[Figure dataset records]

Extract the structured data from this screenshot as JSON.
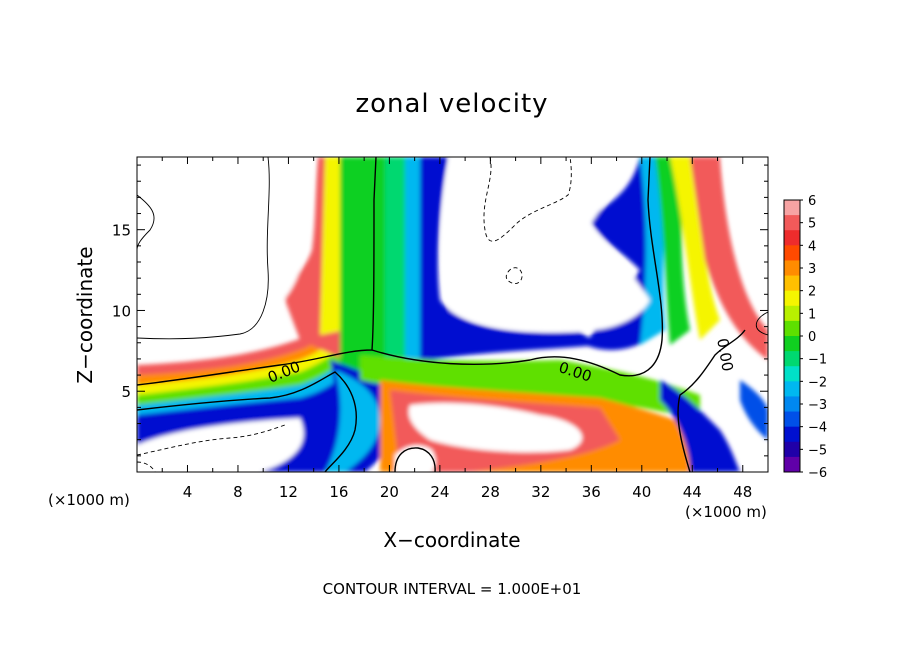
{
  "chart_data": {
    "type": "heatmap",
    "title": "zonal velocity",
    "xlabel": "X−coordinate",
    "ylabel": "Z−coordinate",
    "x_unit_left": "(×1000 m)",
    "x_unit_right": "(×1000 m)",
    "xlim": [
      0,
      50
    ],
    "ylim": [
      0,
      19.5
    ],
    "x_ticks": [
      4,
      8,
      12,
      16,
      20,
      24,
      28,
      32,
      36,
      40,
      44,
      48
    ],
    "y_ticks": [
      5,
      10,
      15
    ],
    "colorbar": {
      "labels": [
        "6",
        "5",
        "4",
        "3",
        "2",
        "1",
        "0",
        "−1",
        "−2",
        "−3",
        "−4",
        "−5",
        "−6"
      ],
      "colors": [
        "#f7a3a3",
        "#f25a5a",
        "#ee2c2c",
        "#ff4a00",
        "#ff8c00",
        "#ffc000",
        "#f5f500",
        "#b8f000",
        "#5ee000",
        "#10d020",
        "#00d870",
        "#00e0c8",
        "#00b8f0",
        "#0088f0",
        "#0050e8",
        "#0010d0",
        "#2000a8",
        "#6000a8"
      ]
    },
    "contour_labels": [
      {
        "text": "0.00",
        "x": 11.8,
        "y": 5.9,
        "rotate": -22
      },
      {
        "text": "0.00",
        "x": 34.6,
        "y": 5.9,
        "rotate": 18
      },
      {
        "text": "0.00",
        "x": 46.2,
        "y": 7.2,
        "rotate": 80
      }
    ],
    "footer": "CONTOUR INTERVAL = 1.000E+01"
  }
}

The request: Retype the whole listing exactly and leave the pictures out.

Response to the exercise:
Extract the structured data from this screenshot as JSON.
{
  "chart_data": {
    "type": "heatmap",
    "title": "zonal velocity",
    "xlabel": "X−coordinate",
    "ylabel": "Z−coordinate",
    "x_unit_left": "(×1000 m)",
    "x_unit_right": "(×1000 m)",
    "xlim": [
      0,
      50
    ],
    "ylim": [
      0,
      19.5
    ],
    "x_ticks": [
      4,
      8,
      12,
      16,
      20,
      24,
      28,
      32,
      36,
      40,
      44,
      48
    ],
    "y_ticks": [
      5,
      10,
      15
    ],
    "colorbar": {
      "labels": [
        "6",
        "5",
        "4",
        "3",
        "2",
        "1",
        "0",
        "−1",
        "−2",
        "−3",
        "−4",
        "−5",
        "−6"
      ],
      "colors": [
        "#f7a3a3",
        "#f25a5a",
        "#ee2c2c",
        "#ff4a00",
        "#ff8c00",
        "#ffc000",
        "#f5f500",
        "#b8f000",
        "#5ee000",
        "#10d020",
        "#00d870",
        "#00e0c8",
        "#00b8f0",
        "#0088f0",
        "#0050e8",
        "#0010d0",
        "#2000a8",
        "#6000a8"
      ]
    },
    "contour_labels": [
      {
        "text": "0.00",
        "x": 11.8,
        "y": 5.9,
        "rotate": -22
      },
      {
        "text": "0.00",
        "x": 34.6,
        "y": 5.9,
        "rotate": 18
      },
      {
        "text": "0.00",
        "x": 46.2,
        "y": 7.2,
        "rotate": 80
      }
    ],
    "footer": "CONTOUR INTERVAL = 1.000E+01"
  }
}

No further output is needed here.